(Records of where elements appear)
+---+
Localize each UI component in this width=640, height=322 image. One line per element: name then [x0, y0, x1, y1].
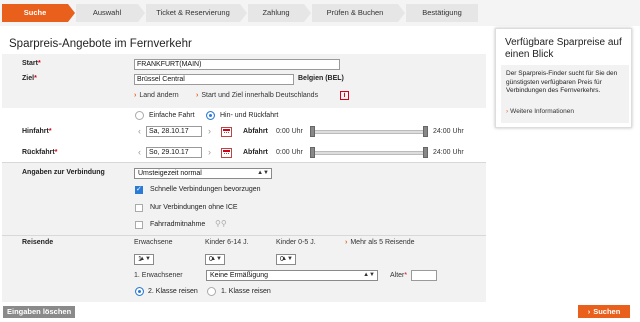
hinfahrt-label: Hinfahrt*	[22, 128, 52, 135]
progress-steps: Suche Auswahl Ticket & Reservierung Zahl…	[0, 0, 640, 26]
more-travellers-link[interactable]: › Mehr als 5 Reisende	[345, 239, 415, 246]
chevron-left-icon[interactable]: ‹	[135, 147, 144, 158]
reisende-label: Reisende	[22, 239, 54, 246]
rueckfahrt-mode: Abfahrt	[243, 149, 268, 156]
arrow-right-icon: ›	[587, 307, 591, 316]
step-zahlung: Zahlung	[248, 4, 311, 22]
info-box-body: Der Sparpreis-Finder sucht für Sie den g…	[501, 65, 629, 123]
transfer-time-select[interactable]: Umsteigezeit normal ▲▼	[134, 168, 272, 179]
start-label: Start*	[22, 60, 41, 67]
rueckfahrt-label: Rückfahrt*	[22, 149, 58, 156]
children-column-label: Kinder 6-14 J.	[205, 239, 249, 246]
search-button[interactable]: › Suchen	[578, 305, 630, 318]
infants-column-label: Kinder 0-5 J.	[276, 239, 316, 246]
start-input[interactable]: FRANKFURT(MAIN)	[134, 59, 340, 70]
age-label: Alter*	[390, 272, 408, 279]
rueckfahrt-date-input[interactable]: So, 29.10.17	[146, 147, 202, 158]
arrow-right-icon: ›	[345, 239, 348, 246]
clear-inputs-button[interactable]: Eingaben löschen	[3, 306, 76, 318]
discount-select[interactable]: Keine Ermäßigung ▲▼	[206, 270, 378, 281]
ziel-label: Ziel*	[22, 75, 37, 82]
info-box-title: Verfügbare Sparpreise auf einen Blick	[505, 37, 622, 60]
rueckfahrt-time-from: 0:00 Uhr	[276, 149, 303, 156]
chevron-right-icon[interactable]: ›	[205, 147, 214, 158]
hinfahrt-mode: Abfahrt	[243, 128, 268, 135]
single-trip-radio[interactable]	[135, 111, 144, 120]
fast-connections-label: Schnelle Verbindungen bevorzugen	[150, 186, 261, 193]
no-ice-label: Nur Verbindungen ohne ICE	[150, 204, 238, 211]
chevron-down-icon: ▲▼	[257, 170, 269, 176]
ziel-country: Belgien (BEL)	[298, 75, 344, 82]
return-trip-radio[interactable]	[206, 111, 215, 120]
adults-column-label: Erwachsene	[134, 239, 173, 246]
bike-checkbox[interactable]	[135, 221, 143, 229]
arrow-right-icon: ›	[506, 108, 509, 115]
step-pruefen-buchen: Prüfen & Buchen	[312, 4, 405, 22]
step-ticket-reservierung: Ticket & Reservierung	[146, 4, 247, 22]
arrow-right-icon: ›	[196, 92, 199, 99]
step-bestaetigung: Bestätigung	[406, 4, 478, 22]
infants-select[interactable]: 0 ▲▼	[276, 254, 296, 265]
class-1-radio[interactable]	[207, 287, 216, 296]
slider-handle-end[interactable]	[423, 147, 428, 158]
hinfahrt-time-to: 24:00 Uhr	[433, 128, 464, 135]
info-box-text: Der Sparpreis-Finder sucht für Sie den g…	[506, 70, 618, 94]
sparpreis-info-box: Verfügbare Sparpreise auf einen Blick De…	[495, 28, 632, 128]
class-2-label: 2. Klasse reisen	[148, 288, 198, 295]
step-auswahl: Auswahl	[76, 4, 145, 22]
page-title: Sparpreis-Angebote im Fernverkehr	[9, 38, 192, 50]
chevron-down-icon: ▲▼	[139, 256, 151, 262]
age-input[interactable]	[411, 270, 437, 281]
arrow-right-icon: ›	[134, 92, 137, 99]
rueckfahrt-time-to: 24:00 Uhr	[433, 149, 464, 156]
chevron-down-icon: ▲▼	[281, 256, 293, 262]
chevron-left-icon[interactable]: ‹	[135, 126, 144, 137]
rueckfahrt-time-slider[interactable]	[313, 151, 427, 155]
bicycle-icon: ⚲⚲	[215, 219, 227, 228]
slider-handle-end[interactable]	[423, 126, 428, 137]
hinfahrt-time-from: 0:00 Uhr	[276, 128, 303, 135]
class-2-radio[interactable]	[135, 287, 144, 296]
verbindung-label: Angaben zur Verbindung	[22, 169, 105, 176]
more-info-link[interactable]: › Weitere Informationen	[506, 108, 574, 115]
hinfahrt-date-input[interactable]: Sa, 28.10.17	[146, 126, 202, 137]
calendar-icon[interactable]	[221, 148, 232, 158]
ziel-input[interactable]: Brüssel Central	[134, 74, 294, 85]
land-aendern-link[interactable]: › Land ändern	[134, 92, 179, 99]
return-trip-label: Hin- und Rückfahrt	[220, 112, 279, 119]
class-1-label: 1. Klasse reisen	[221, 288, 271, 295]
info-icon[interactable]: i	[340, 91, 349, 100]
step-suche[interactable]: Suche	[2, 4, 75, 22]
no-ice-checkbox[interactable]	[135, 204, 143, 212]
hinfahrt-time-slider[interactable]	[313, 130, 427, 134]
first-adult-label: 1. Erwachsener	[134, 272, 183, 279]
fast-connections-checkbox[interactable]	[135, 185, 143, 194]
slider-handle-start[interactable]	[310, 147, 315, 158]
calendar-icon[interactable]	[221, 127, 232, 137]
slider-handle-start[interactable]	[310, 126, 315, 137]
chevron-right-icon[interactable]: ›	[205, 126, 214, 137]
children-select[interactable]: 0 ▲▼	[205, 254, 225, 265]
bike-label: Fahrradmitnahme	[150, 221, 206, 228]
chevron-down-icon: ▲▼	[210, 256, 222, 262]
start-ziel-deutschland-link[interactable]: › Start und Ziel innerhalb Deutschlands	[196, 92, 318, 99]
chevron-down-icon: ▲▼	[363, 272, 375, 278]
adults-select[interactable]: 1 ▲▼	[134, 254, 154, 265]
single-trip-label: Einfache Fahrt	[149, 112, 195, 119]
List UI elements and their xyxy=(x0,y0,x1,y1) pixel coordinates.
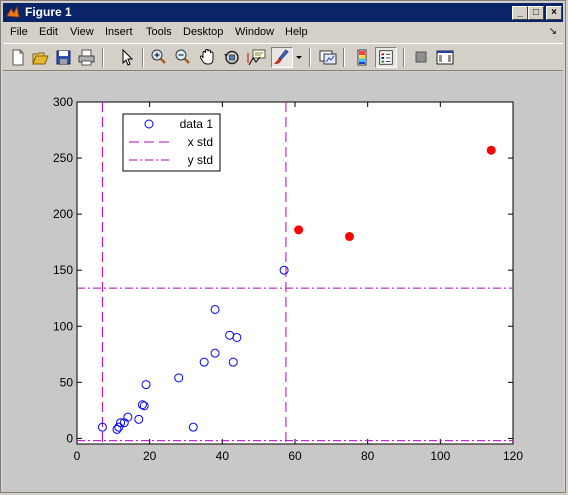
menu-view[interactable]: View xyxy=(70,26,94,38)
y-tick-label: 200 xyxy=(53,207,73,221)
highlighted-point xyxy=(486,145,496,155)
y-tick-label: 100 xyxy=(53,319,73,333)
zoom-in-icon[interactable] xyxy=(148,47,170,68)
colorbar-icon[interactable] xyxy=(351,47,373,68)
legend-label: y std xyxy=(188,153,213,167)
toolbar-separator xyxy=(343,48,345,67)
title-bar[interactable]: Figure 1 _ □ × xyxy=(3,3,563,22)
legend-box[interactable]: data 1 x std y std xyxy=(122,113,221,172)
brush-dropdown-icon[interactable] xyxy=(293,47,305,68)
toolbar-separator xyxy=(142,48,144,67)
legend-label: data 1 xyxy=(180,117,214,131)
scatter-plot[interactable]: 0 20 40 60 80 100 120 0 50 100 150 200 250 300 data 1… xyxy=(3,72,563,492)
menu-desktop[interactable]: Desktop xyxy=(183,26,223,38)
toolbar-separator xyxy=(403,48,405,67)
figure-canvas: 0 20 40 60 80 100 120 0 50 100 150 200 250 300 data 1… xyxy=(3,72,563,492)
save-icon[interactable] xyxy=(53,47,75,68)
menu-help[interactable]: Help xyxy=(285,26,308,38)
toolbar-separator xyxy=(102,48,104,67)
y-tick-label: 300 xyxy=(53,95,73,109)
figure-window: Figure 1 _ □ × File Edit View Insert Too… xyxy=(0,0,566,493)
minimize-icon: _ xyxy=(517,7,523,18)
show-plot-tools-icon[interactable] xyxy=(434,47,456,68)
x-tick-label: 0 xyxy=(74,449,81,463)
select-arrow-icon[interactable] xyxy=(116,47,138,68)
menu-tools[interactable]: Tools xyxy=(146,26,172,38)
dock-arrow-icon[interactable]: ↘ xyxy=(549,26,557,37)
data-cursor-icon[interactable] xyxy=(246,47,268,68)
y-tick-label: 50 xyxy=(60,375,74,389)
x-tick-label: 60 xyxy=(288,449,302,463)
legend-label: x std xyxy=(188,135,213,149)
hide-plot-tools-icon[interactable] xyxy=(410,47,432,68)
minimize-button[interactable]: _ xyxy=(512,6,528,20)
menu-bar: File Edit View Insert Tools Desktop Wind… xyxy=(3,23,563,42)
brush-icon[interactable] xyxy=(271,47,293,68)
close-button[interactable]: × xyxy=(546,6,562,20)
close-icon: × xyxy=(551,7,557,18)
x-tick-label: 80 xyxy=(361,449,375,463)
matlab-icon xyxy=(6,5,20,18)
highlighted-point xyxy=(345,232,354,242)
link-plot-icon[interactable] xyxy=(317,47,339,68)
y-tick-label: 150 xyxy=(53,263,73,277)
y-tick-label: 250 xyxy=(53,151,73,165)
y-tick-label: 0 xyxy=(66,431,73,445)
print-icon[interactable] xyxy=(76,47,98,68)
x-tick-label: 40 xyxy=(216,449,230,463)
menu-insert[interactable]: Insert xyxy=(105,26,133,38)
x-tick-label: 20 xyxy=(143,449,157,463)
zoom-out-icon[interactable] xyxy=(172,47,194,68)
open-file-icon[interactable] xyxy=(30,47,52,68)
maximize-button[interactable]: □ xyxy=(528,6,544,20)
window-title: Figure 1 xyxy=(25,5,72,19)
x-tick-label: 120 xyxy=(503,449,523,463)
x-tick-label: 100 xyxy=(430,449,450,463)
rotate-3d-icon[interactable] xyxy=(221,47,243,68)
menu-edit[interactable]: Edit xyxy=(39,26,58,38)
legend-icon[interactable] xyxy=(375,47,397,68)
figure-toolbar xyxy=(3,43,563,71)
menu-file[interactable]: File xyxy=(10,26,28,38)
highlighted-point xyxy=(294,225,304,235)
maximize-icon: □ xyxy=(532,7,540,18)
menu-window[interactable]: Window xyxy=(235,26,274,38)
new-file-icon[interactable] xyxy=(7,47,29,68)
toolbar-separator xyxy=(309,48,311,67)
pan-hand-icon[interactable] xyxy=(197,47,219,68)
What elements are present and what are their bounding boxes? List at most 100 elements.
+---+
What the task asks
Copy out the lines verbatim, from the line with "menu-view[interactable]: View xyxy=(70,26,94,38)" up to and including the line with "print-icon[interactable] xyxy=(76,47,98,68)".

Written response
menu-view[interactable]: View xyxy=(70,26,94,38)
y-tick-label: 200 xyxy=(53,207,73,221)
highlighted-point xyxy=(486,145,496,155)
y-tick-label: 100 xyxy=(53,319,73,333)
zoom-in-icon[interactable] xyxy=(148,47,170,68)
colorbar-icon[interactable] xyxy=(351,47,373,68)
legend-label: y std xyxy=(188,153,213,167)
toolbar-separator xyxy=(343,48,345,67)
title-bar[interactable]: Figure 1 _ □ × xyxy=(3,3,563,22)
legend-box[interactable]: data 1 x std y std xyxy=(122,113,221,172)
brush-dropdown-icon[interactable] xyxy=(293,47,305,68)
toolbar-separator xyxy=(142,48,144,67)
legend-label: data 1 xyxy=(180,117,214,131)
scatter-plot[interactable]: 0 20 40 60 80 100 120 0 50 100 150 200 250 300 data 1… xyxy=(3,72,563,492)
menu-desktop[interactable]: Desktop xyxy=(183,26,223,38)
toolbar-separator xyxy=(403,48,405,67)
figure-canvas: 0 20 40 60 80 100 120 0 50 100 150 200 250 300 data 1… xyxy=(3,72,563,492)
save-icon[interactable] xyxy=(53,47,75,68)
menu-help[interactable]: Help xyxy=(285,26,308,38)
toolbar-separator xyxy=(102,48,104,67)
y-tick-label: 300 xyxy=(53,95,73,109)
figure-window: Figure 1 _ □ × File Edit View Insert Too… xyxy=(0,0,566,493)
minimize-icon: _ xyxy=(517,7,523,18)
show-plot-tools-icon[interactable] xyxy=(434,47,456,68)
x-tick-label: 0 xyxy=(74,449,81,463)
select-arrow-icon[interactable] xyxy=(116,47,138,68)
menu-tools[interactable]: Tools xyxy=(146,26,172,38)
dock-arrow-icon[interactable]: ↘ xyxy=(549,26,557,37)
data-cursor-icon[interactable] xyxy=(246,47,268,68)
y-tick-label: 50 xyxy=(60,375,74,389)
x-tick-label: 60 xyxy=(288,449,302,463)
legend-label: x std xyxy=(188,135,213,149)
hide-plot-tools-icon[interactable] xyxy=(410,47,432,68)
minimize-button[interactable]: _ xyxy=(512,6,528,20)
menu-bar: File Edit View Insert Tools Desktop Wind… xyxy=(3,23,563,42)
brush-icon[interactable] xyxy=(271,47,293,68)
close-button[interactable]: × xyxy=(546,6,562,20)
close-icon: × xyxy=(551,7,557,18)
x-tick-label: 80 xyxy=(361,449,375,463)
matlab-icon xyxy=(6,5,20,18)
highlighted-point xyxy=(345,232,354,242)
link-plot-icon[interactable] xyxy=(317,47,339,68)
y-tick-label: 150 xyxy=(53,263,73,277)
y-tick-label: 250 xyxy=(53,151,73,165)
y-tick-label: 0 xyxy=(66,431,73,445)
print-icon[interactable] xyxy=(76,47,98,68)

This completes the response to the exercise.